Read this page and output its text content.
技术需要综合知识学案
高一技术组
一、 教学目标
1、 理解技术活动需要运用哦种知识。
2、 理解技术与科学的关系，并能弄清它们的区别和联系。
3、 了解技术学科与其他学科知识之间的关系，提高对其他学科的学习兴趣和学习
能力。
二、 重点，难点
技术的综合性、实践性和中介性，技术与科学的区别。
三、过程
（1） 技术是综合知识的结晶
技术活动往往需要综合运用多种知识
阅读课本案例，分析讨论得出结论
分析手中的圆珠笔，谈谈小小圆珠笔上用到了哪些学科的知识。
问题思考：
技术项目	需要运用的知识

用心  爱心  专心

* * *

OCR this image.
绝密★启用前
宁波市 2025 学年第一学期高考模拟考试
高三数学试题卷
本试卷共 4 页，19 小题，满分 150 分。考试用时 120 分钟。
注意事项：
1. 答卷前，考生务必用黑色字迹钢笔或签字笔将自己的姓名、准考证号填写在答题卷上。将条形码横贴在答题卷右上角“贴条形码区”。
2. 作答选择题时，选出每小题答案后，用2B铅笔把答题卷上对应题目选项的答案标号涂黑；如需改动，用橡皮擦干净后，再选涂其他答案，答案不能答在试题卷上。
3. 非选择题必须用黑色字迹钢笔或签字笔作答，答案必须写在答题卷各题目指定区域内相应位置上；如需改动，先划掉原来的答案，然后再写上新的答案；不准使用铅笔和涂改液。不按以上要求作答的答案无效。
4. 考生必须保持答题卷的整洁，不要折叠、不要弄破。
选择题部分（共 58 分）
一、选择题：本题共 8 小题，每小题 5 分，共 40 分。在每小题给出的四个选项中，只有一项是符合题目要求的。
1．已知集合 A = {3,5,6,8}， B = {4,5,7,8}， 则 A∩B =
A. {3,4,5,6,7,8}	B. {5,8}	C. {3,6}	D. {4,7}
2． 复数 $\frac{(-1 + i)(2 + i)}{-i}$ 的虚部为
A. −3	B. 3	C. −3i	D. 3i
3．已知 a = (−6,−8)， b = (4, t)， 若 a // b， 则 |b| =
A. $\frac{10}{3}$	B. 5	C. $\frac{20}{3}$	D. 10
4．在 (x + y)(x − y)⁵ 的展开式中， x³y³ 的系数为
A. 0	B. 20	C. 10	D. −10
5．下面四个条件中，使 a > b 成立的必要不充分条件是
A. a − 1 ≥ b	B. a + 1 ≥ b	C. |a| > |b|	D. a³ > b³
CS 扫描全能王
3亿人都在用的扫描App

■ WORK REQUIRED
Search the data for the string "frac" and copy each line where it appears.

■ SOLUTION FOR THIS EXERCISE
2． 复数 $\frac{(-1 + i)(2 + i)}{-i}$ 的虚部为
A. $\frac{10}{3}$	B. 5	C. $\frac{20}{3}$	D. 10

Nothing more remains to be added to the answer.